Stored data entries:
%%

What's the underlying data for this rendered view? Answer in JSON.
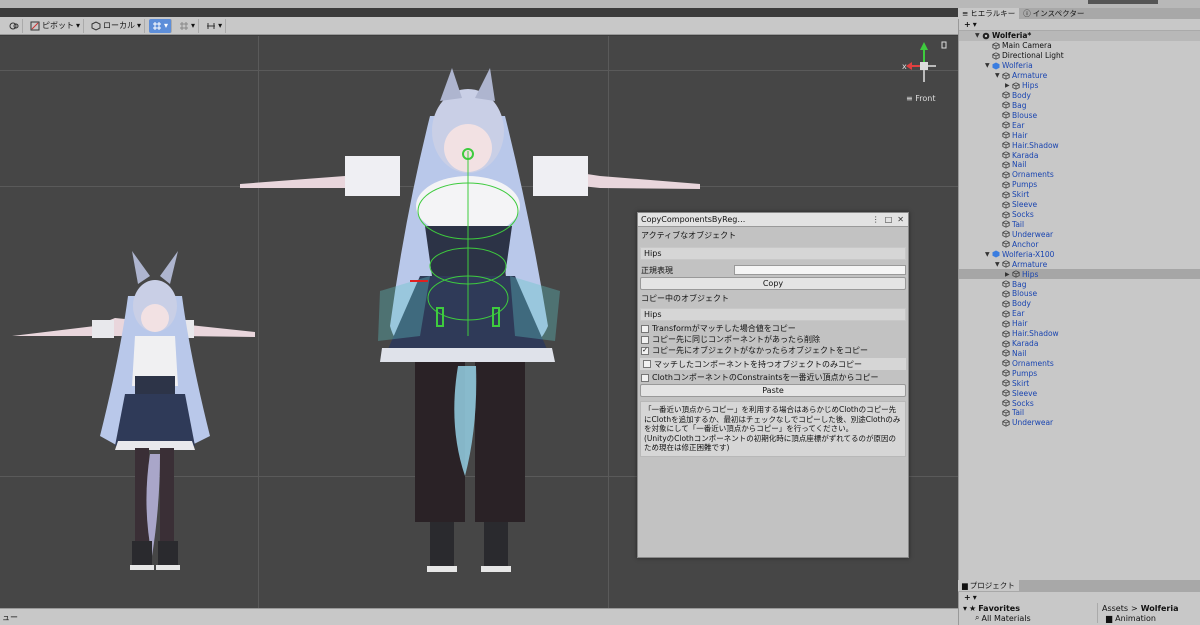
{
  "toolbar": {
    "pivot": "ピボット",
    "local": "ローカル"
  },
  "scene": {
    "gizmo_x": "x",
    "gizmo_view": "Front"
  },
  "bottom": {
    "tab": "ュー"
  },
  "copy_window": {
    "title": "CopyComponentsByReg…",
    "active_object_label": "アクティブなオブジェクト",
    "active_object_value": "Hips",
    "regex_label": "正規表現",
    "regex_value": "",
    "copy_button": "Copy",
    "copying_label": "コピー中のオブジェクト",
    "copying_value": "Hips",
    "options": [
      {
        "label": "Transformがマッチした場合値をコピー",
        "checked": false
      },
      {
        "label": "コピー先に同じコンポーネントがあったら削除",
        "checked": false
      },
      {
        "label": "コピー先にオブジェクトがなかったらオブジェクトをコピー",
        "checked": true
      },
      {
        "label": "マッチしたコンポーネントを持つオブジェクトのみコピー",
        "checked": false
      },
      {
        "label": "ClothコンポーネントのConstraintsを一番近い頂点からコピー",
        "checked": false
      }
    ],
    "paste_button": "Paste",
    "note": "「一番近い頂点からコピー」を利用する場合はあらかじめClothのコピー先にClothを追加するか、最初はチェックなしでコピーした後、別途Clothのみを対象にして「一番近い頂点からコピー」を行ってください。\n(UnityのClothコンポーネントの初期化時に頂点座標がずれてるのが原因のため現在は修正困難です)"
  },
  "hierarchy": {
    "tab_label": "ヒエラルキー",
    "inspector_tab": "インスペクター",
    "add_label": "+",
    "items": [
      {
        "label": "Wolferia*",
        "depth": 0,
        "kind": "root",
        "arrow": "▼"
      },
      {
        "label": "Main Camera",
        "depth": 1,
        "kind": "plain",
        "arrow": ""
      },
      {
        "label": "Directional Light",
        "depth": 1,
        "kind": "plain",
        "arrow": ""
      },
      {
        "label": "Wolferia",
        "depth": 1,
        "kind": "prefab-root",
        "arrow": "▼"
      },
      {
        "label": "Armature",
        "depth": 2,
        "kind": "prefab",
        "arrow": "▼"
      },
      {
        "label": "Hips",
        "depth": 3,
        "kind": "prefab",
        "arrow": "▶"
      },
      {
        "label": "Body",
        "depth": 2,
        "kind": "prefab",
        "arrow": ""
      },
      {
        "label": "Bag",
        "depth": 2,
        "kind": "prefab",
        "arrow": ""
      },
      {
        "label": "Blouse",
        "depth": 2,
        "kind": "prefab",
        "arrow": ""
      },
      {
        "label": "Ear",
        "depth": 2,
        "kind": "prefab",
        "arrow": ""
      },
      {
        "label": "Hair",
        "depth": 2,
        "kind": "prefab",
        "arrow": ""
      },
      {
        "label": "Hair.Shadow",
        "depth": 2,
        "kind": "prefab",
        "arrow": ""
      },
      {
        "label": "Karada",
        "depth": 2,
        "kind": "prefab",
        "arrow": ""
      },
      {
        "label": "Nail",
        "depth": 2,
        "kind": "prefab",
        "arrow": ""
      },
      {
        "label": "Ornaments",
        "depth": 2,
        "kind": "prefab",
        "arrow": ""
      },
      {
        "label": "Pumps",
        "depth": 2,
        "kind": "prefab",
        "arrow": ""
      },
      {
        "label": "Skirt",
        "depth": 2,
        "kind": "prefab",
        "arrow": ""
      },
      {
        "label": "Sleeve",
        "depth": 2,
        "kind": "prefab",
        "arrow": ""
      },
      {
        "label": "Socks",
        "depth": 2,
        "kind": "prefab",
        "arrow": ""
      },
      {
        "label": "Tail",
        "depth": 2,
        "kind": "prefab",
        "arrow": ""
      },
      {
        "label": "Underwear",
        "depth": 2,
        "kind": "prefab",
        "arrow": ""
      },
      {
        "label": "Anchor",
        "depth": 2,
        "kind": "prefab",
        "arrow": ""
      },
      {
        "label": "Wolferia-X100",
        "depth": 1,
        "kind": "prefab-root",
        "arrow": "▼"
      },
      {
        "label": "Armature",
        "depth": 2,
        "kind": "prefab",
        "arrow": "▼"
      },
      {
        "label": "Hips",
        "depth": 3,
        "kind": "selected",
        "arrow": "▶"
      },
      {
        "label": "Bag",
        "depth": 2,
        "kind": "prefab",
        "arrow": ""
      },
      {
        "label": "Blouse",
        "depth": 2,
        "kind": "prefab",
        "arrow": ""
      },
      {
        "label": "Body",
        "depth": 2,
        "kind": "prefab",
        "arrow": ""
      },
      {
        "label": "Ear",
        "depth": 2,
        "kind": "prefab",
        "arrow": ""
      },
      {
        "label": "Hair",
        "depth": 2,
        "kind": "prefab",
        "arrow": ""
      },
      {
        "label": "Hair.Shadow",
        "depth": 2,
        "kind": "prefab",
        "arrow": ""
      },
      {
        "label": "Karada",
        "depth": 2,
        "kind": "prefab",
        "arrow": ""
      },
      {
        "label": "Nail",
        "depth": 2,
        "kind": "prefab",
        "arrow": ""
      },
      {
        "label": "Ornaments",
        "depth": 2,
        "kind": "prefab",
        "arrow": ""
      },
      {
        "label": "Pumps",
        "depth": 2,
        "kind": "prefab",
        "arrow": ""
      },
      {
        "label": "Skirt",
        "depth": 2,
        "kind": "prefab",
        "arrow": ""
      },
      {
        "label": "Sleeve",
        "depth": 2,
        "kind": "prefab",
        "arrow": ""
      },
      {
        "label": "Socks",
        "depth": 2,
        "kind": "prefab",
        "arrow": ""
      },
      {
        "label": "Tail",
        "depth": 2,
        "kind": "prefab",
        "arrow": ""
      },
      {
        "label": "Underwear",
        "depth": 2,
        "kind": "prefab",
        "arrow": ""
      }
    ]
  },
  "project": {
    "tab_label": "プロジェクト",
    "add_label": "+",
    "favorites": "Favorites",
    "all_materials": "All Materials",
    "breadcrumb_root": "Assets",
    "breadcrumb_sep": ">",
    "breadcrumb_current": "Wolferia",
    "folder": "Animation"
  },
  "colors": {
    "prefab_text": "#1a45b0",
    "selection": "#a6a6a6",
    "toolbar_active": "#5d8ed9"
  }
}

%%

Your objective
Every line of text is to be repeated exactly; pictures are left out.

The solution
What's the underlying data for this rendered view? Answer in JSON.
{
  "toolbar": {
    "pivot": "ピボット",
    "local": "ローカル"
  },
  "scene": {
    "gizmo_x": "x",
    "gizmo_view": "Front"
  },
  "bottom": {
    "tab": "ュー"
  },
  "copy_window": {
    "title": "CopyComponentsByReg…",
    "active_object_label": "アクティブなオブジェクト",
    "active_object_value": "Hips",
    "regex_label": "正規表現",
    "regex_value": "",
    "copy_button": "Copy",
    "copying_label": "コピー中のオブジェクト",
    "copying_value": "Hips",
    "options": [
      {
        "label": "Transformがマッチした場合値をコピー",
        "checked": false
      },
      {
        "label": "コピー先に同じコンポーネントがあったら削除",
        "checked": false
      },
      {
        "label": "コピー先にオブジェクトがなかったらオブジェクトをコピー",
        "checked": true
      },
      {
        "label": "マッチしたコンポーネントを持つオブジェクトのみコピー",
        "checked": false
      },
      {
        "label": "ClothコンポーネントのConstraintsを一番近い頂点からコピー",
        "checked": false
      }
    ],
    "paste_button": "Paste",
    "note": "「一番近い頂点からコピー」を利用する場合はあらかじめClothのコピー先にClothを追加するか、最初はチェックなしでコピーした後、別途Clothのみを対象にして「一番近い頂点からコピー」を行ってください。\n(UnityのClothコンポーネントの初期化時に頂点座標がずれてるのが原因のため現在は修正困難です)"
  },
  "hierarchy": {
    "tab_label": "ヒエラルキー",
    "inspector_tab": "インスペクター",
    "add_label": "+",
    "items": [
      {
        "label": "Wolferia*",
        "depth": 0,
        "kind": "root",
        "arrow": "▼"
      },
      {
        "label": "Main Camera",
        "depth": 1,
        "kind": "plain",
        "arrow": ""
      },
      {
        "label": "Directional Light",
        "depth": 1,
        "kind": "plain",
        "arrow": ""
      },
      {
        "label": "Wolferia",
        "depth": 1,
        "kind": "prefab-root",
        "arrow": "▼"
      },
      {
        "label": "Armature",
        "depth": 2,
        "kind": "prefab",
        "arrow": "▼"
      },
      {
        "label": "Hips",
        "depth": 3,
        "kind": "prefab",
        "arrow": "▶"
      },
      {
        "label": "Body",
        "depth": 2,
        "kind": "prefab",
        "arrow": ""
      },
      {
        "label": "Bag",
        "depth": 2,
        "kind": "prefab",
        "arrow": ""
      },
      {
        "label": "Blouse",
        "depth": 2,
        "kind": "prefab",
        "arrow": ""
      },
      {
        "label": "Ear",
        "depth": 2,
        "kind": "prefab",
        "arrow": ""
      },
      {
        "label": "Hair",
        "depth": 2,
        "kind": "prefab",
        "arrow": ""
      },
      {
        "label": "Hair.Shadow",
        "depth": 2,
        "kind": "prefab",
        "arrow": ""
      },
      {
        "label": "Karada",
        "depth": 2,
        "kind": "prefab",
        "arrow": ""
      },
      {
        "label": "Nail",
        "depth": 2,
        "kind": "prefab",
        "arrow": ""
      },
      {
        "label": "Ornaments",
        "depth": 2,
        "kind": "prefab",
        "arrow": ""
      },
      {
        "label": "Pumps",
        "depth": 2,
        "kind": "prefab",
        "arrow": ""
      },
      {
        "label": "Skirt",
        "depth": 2,
        "kind": "prefab",
        "arrow": ""
      },
      {
        "label": "Sleeve",
        "depth": 2,
        "kind": "prefab",
        "arrow": ""
      },
      {
        "label": "Socks",
        "depth": 2,
        "kind": "prefab",
        "arrow": ""
      },
      {
        "label": "Tail",
        "depth": 2,
        "kind": "prefab",
        "arrow": ""
      },
      {
        "label": "Underwear",
        "depth": 2,
        "kind": "prefab",
        "arrow": ""
      },
      {
        "label": "Anchor",
        "depth": 2,
        "kind": "prefab",
        "arrow": ""
      },
      {
        "label": "Wolferia-X100",
        "depth": 1,
        "kind": "prefab-root",
        "arrow": "▼"
      },
      {
        "label": "Armature",
        "depth": 2,
        "kind": "prefab",
        "arrow": "▼"
      },
      {
        "label": "Hips",
        "depth": 3,
        "kind": "selected",
        "arrow": "▶"
      },
      {
        "label": "Bag",
        "depth": 2,
        "kind": "prefab",
        "arrow": ""
      },
      {
        "label": "Blouse",
        "depth": 2,
        "kind": "prefab",
        "arrow": ""
      },
      {
        "label": "Body",
        "depth": 2,
        "kind": "prefab",
        "arrow": ""
      },
      {
        "label": "Ear",
        "depth": 2,
        "kind": "prefab",
        "arrow": ""
      },
      {
        "label": "Hair",
        "depth": 2,
        "kind": "prefab",
        "arrow": ""
      },
      {
        "label": "Hair.Shadow",
        "depth": 2,
        "kind": "prefab",
        "arrow": ""
      },
      {
        "label": "Karada",
        "depth": 2,
        "kind": "prefab",
        "arrow": ""
      },
      {
        "label": "Nail",
        "depth": 2,
        "kind": "prefab",
        "arrow": ""
      },
      {
        "label": "Ornaments",
        "depth": 2,
        "kind": "prefab",
        "arrow": ""
      },
      {
        "label": "Pumps",
        "depth": 2,
        "kind": "prefab",
        "arrow": ""
      },
      {
        "label": "Skirt",
        "depth": 2,
        "kind": "prefab",
        "arrow": ""
      },
      {
        "label": "Sleeve",
        "depth": 2,
        "kind": "prefab",
        "arrow": ""
      },
      {
        "label": "Socks",
        "depth": 2,
        "kind": "prefab",
        "arrow": ""
      },
      {
        "label": "Tail",
        "depth": 2,
        "kind": "prefab",
        "arrow": ""
      },
      {
        "label": "Underwear",
        "depth": 2,
        "kind": "prefab",
        "arrow": ""
      }
    ]
  },
  "project": {
    "tab_label": "プロジェクト",
    "add_label": "+",
    "favorites": "Favorites",
    "all_materials": "All Materials",
    "breadcrumb_root": "Assets",
    "breadcrumb_sep": ">",
    "breadcrumb_current": "Wolferia",
    "folder": "Animation"
  },
  "colors": {
    "prefab_text": "#1a45b0",
    "selection": "#a6a6a6",
    "toolbar_active": "#5d8ed9"
  }
}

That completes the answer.